There are so many castles in Wales you could visit one every day for a year and still not manage to get around them all! It has more castles per square mile than any other country in Europe and for this reason is known as the castle capital of the world.
North Wales is particularly renowned for it’s castles (as well as it’s mountains of course!). They come in all manner of shapes and sizes. Some built solely for pleasure but many built as fortresses to protect the ever contested lands.
To aid in their protection, Welsh castles were often built on high ground. Today this feature provides them with a great platform to showcase the country’s natural beauty. This is particularly true in North Wales with the breathtaking Snowdonia mountain range often acting as a mighty backdrop.
If you’re planning a trip to North Wales then at least one Welsh castle should be included on your itinerary. But with so many castles in North Wales on offer, which are the best ones to visit?

####################

▶ [Instructions]:
1/ In the passage on Welsh castles, what reason is given for Wales being called the castle capital of the world?
2/ For each statement, say yes or no to whether it agrees with the passage on Welsh castles, and quote the words that decide it. (a) Welsh castles were often placed on high ground to help protect them. (b) Every castle in North Wales was built as a fortress. (c) The Snowdonia mountain range often serves as a backdrop to castles in North Wales.
3/ Write what comes next in the passage on Welsh castles, starting after its final sentence.

####################

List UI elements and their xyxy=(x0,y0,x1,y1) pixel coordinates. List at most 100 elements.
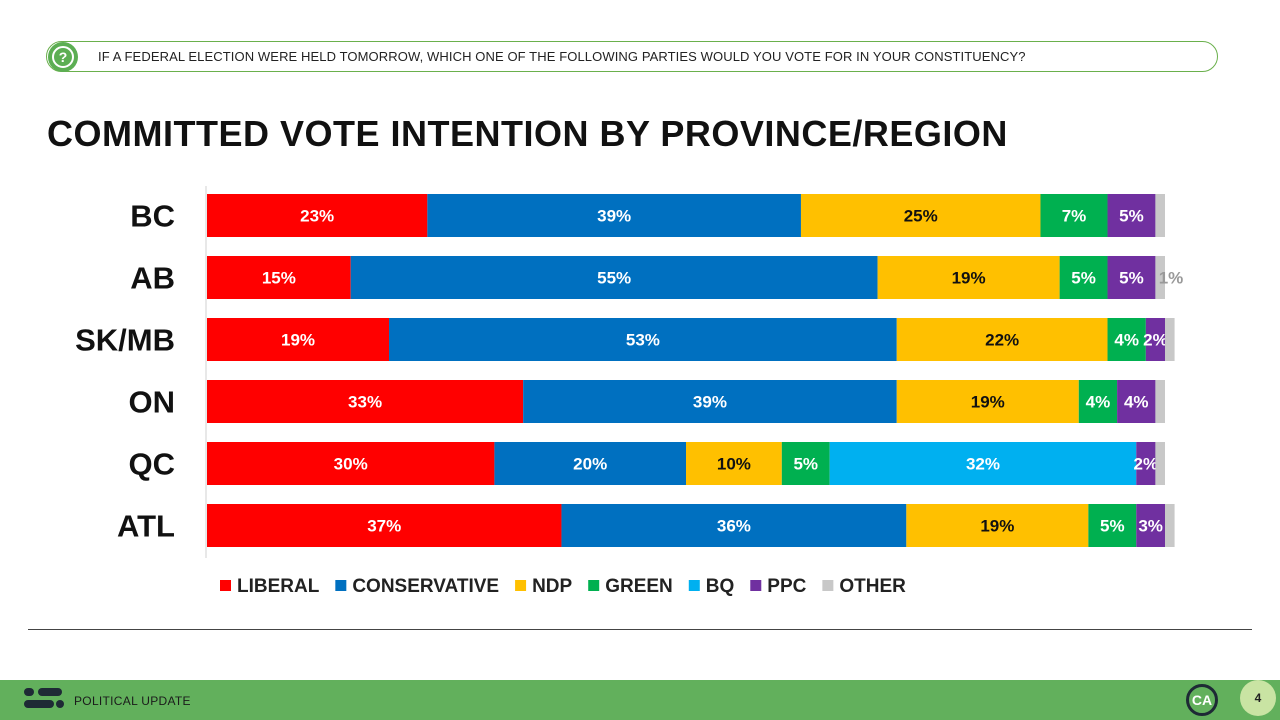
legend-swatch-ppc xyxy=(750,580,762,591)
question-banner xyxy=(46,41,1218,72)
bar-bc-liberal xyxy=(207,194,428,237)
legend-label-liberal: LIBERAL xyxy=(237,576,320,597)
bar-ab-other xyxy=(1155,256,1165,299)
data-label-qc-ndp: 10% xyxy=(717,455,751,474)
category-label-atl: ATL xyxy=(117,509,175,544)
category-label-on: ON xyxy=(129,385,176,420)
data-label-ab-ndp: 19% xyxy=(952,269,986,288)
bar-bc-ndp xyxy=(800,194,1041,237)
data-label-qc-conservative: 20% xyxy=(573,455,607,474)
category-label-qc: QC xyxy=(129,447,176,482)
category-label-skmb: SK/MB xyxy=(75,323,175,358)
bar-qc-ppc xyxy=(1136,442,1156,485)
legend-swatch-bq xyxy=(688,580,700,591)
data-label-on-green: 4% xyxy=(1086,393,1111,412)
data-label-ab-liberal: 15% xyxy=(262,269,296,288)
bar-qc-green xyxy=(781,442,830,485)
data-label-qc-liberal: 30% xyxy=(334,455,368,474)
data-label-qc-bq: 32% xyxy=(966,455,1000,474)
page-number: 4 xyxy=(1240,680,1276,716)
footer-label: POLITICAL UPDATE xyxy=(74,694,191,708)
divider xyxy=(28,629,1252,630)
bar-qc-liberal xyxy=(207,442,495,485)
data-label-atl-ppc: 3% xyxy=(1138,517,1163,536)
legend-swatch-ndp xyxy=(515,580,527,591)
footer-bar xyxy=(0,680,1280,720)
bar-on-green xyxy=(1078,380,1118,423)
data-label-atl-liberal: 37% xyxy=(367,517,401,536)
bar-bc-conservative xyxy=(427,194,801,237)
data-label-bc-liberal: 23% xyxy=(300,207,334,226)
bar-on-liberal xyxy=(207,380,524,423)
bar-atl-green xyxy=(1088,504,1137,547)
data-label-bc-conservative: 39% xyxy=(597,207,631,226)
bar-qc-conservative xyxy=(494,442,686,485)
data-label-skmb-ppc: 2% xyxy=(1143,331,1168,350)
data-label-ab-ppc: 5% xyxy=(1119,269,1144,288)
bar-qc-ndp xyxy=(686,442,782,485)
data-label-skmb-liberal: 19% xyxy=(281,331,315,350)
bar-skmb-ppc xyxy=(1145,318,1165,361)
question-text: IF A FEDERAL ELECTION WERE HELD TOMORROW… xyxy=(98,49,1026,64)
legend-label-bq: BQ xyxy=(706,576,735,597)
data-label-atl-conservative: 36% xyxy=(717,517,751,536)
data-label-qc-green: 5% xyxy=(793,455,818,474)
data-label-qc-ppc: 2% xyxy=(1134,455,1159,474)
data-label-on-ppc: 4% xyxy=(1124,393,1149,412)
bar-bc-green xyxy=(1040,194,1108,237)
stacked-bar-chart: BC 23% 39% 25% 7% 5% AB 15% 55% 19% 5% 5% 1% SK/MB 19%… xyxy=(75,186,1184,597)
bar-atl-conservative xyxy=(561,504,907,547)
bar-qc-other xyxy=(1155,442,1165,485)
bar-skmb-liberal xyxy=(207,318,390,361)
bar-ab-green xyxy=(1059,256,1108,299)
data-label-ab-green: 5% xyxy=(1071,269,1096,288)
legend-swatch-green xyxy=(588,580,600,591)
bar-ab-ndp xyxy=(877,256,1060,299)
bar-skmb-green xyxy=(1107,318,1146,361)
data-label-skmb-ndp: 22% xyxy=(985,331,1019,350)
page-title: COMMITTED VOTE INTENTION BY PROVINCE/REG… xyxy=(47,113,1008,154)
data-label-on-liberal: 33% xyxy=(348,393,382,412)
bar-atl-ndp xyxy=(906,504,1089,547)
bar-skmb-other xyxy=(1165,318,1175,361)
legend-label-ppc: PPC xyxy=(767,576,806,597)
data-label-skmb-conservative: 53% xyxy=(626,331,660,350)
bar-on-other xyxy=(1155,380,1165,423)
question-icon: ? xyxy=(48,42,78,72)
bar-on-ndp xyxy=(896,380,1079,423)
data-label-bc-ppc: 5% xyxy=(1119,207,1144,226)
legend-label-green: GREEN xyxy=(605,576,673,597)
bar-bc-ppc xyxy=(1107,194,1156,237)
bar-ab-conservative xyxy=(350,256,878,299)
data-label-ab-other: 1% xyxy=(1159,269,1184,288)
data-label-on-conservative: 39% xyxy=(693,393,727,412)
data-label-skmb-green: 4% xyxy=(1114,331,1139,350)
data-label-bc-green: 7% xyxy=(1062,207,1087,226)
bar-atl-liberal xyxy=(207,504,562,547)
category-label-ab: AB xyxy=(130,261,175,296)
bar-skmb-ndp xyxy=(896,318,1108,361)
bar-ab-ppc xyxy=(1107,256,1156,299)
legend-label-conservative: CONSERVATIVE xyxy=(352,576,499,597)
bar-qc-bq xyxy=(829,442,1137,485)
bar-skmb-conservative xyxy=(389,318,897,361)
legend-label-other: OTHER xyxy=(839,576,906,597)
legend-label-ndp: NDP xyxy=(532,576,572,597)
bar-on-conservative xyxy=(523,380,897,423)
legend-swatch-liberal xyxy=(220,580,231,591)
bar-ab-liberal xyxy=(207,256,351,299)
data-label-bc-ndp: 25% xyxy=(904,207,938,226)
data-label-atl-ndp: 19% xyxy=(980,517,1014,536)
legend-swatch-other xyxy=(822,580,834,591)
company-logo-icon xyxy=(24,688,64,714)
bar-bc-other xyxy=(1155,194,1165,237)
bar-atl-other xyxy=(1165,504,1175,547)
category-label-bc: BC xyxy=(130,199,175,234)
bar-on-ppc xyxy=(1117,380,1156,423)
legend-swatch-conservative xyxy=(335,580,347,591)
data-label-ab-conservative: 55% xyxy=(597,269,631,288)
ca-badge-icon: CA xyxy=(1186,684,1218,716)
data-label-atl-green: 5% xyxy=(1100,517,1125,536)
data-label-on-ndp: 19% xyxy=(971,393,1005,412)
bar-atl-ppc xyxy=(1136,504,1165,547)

####################

▶ [Answers to each task]:
1/ Wales has more castles per square mile than any other country in Europe.

2/
(a) Yes: "To aid in their protection, Welsh castles were often built on high ground."
(b) No: "Some built solely for pleasure but many built as fortresses to protect the ever contested lands."
(c) Yes: "the breathtaking Snowdonia mountain range often acting as a mighty backdrop"

3/
In this guide I suggest 11 of the best North Wales castles to visit in 2024.
The Top 11 Castles in Northern Wales
The best castles in Northern Wales to visit are:
- Dinas Bran
1. Caernarfon Castle
- Location: Caernarfon town centre, Gwynedd
- Cost: £12.50
Of the 640 castle sites in Wales, Caernarfon is probably the most famous and the most grand. Work on the site began in 1283 by Edward I when he started his conquest of Wales.
Situated on the River Seiont, Caernarfon Castle, the town walls and quay took 47 years to complete. This castle, along with Conwy, Harlech and Beaumaris, is a World Heritage Site.
It’s possible to walk around the outside of this impressive fortress for free but entrance inside the huge wall costs £12.50 for adults and £8.80 for children. There is a long stay, pay & display car park outside the castle in Caernarfon town.
2. Conwy Castle
- Location: Conwy town
- Cost: £11.70
Some would argue that Conwy castle is the most impressive of Edward I Welsh castles. It’s location is surly hard to beat, set as it is on the banks of the river Conwy with Snowdonia National Park looming behind.
As a world heritage site, UNESCO considers Conwy Castle to be one of the finest examples of late 13th century/early 14th century military architecture in Europe.
Large numbers flock to Conwy Castle every year so arrive early to avoid the crowds. A circuit around the battlements is possible and highly recommended during your visit.
Entrance for adults costs £11.70 and £8.20 for children.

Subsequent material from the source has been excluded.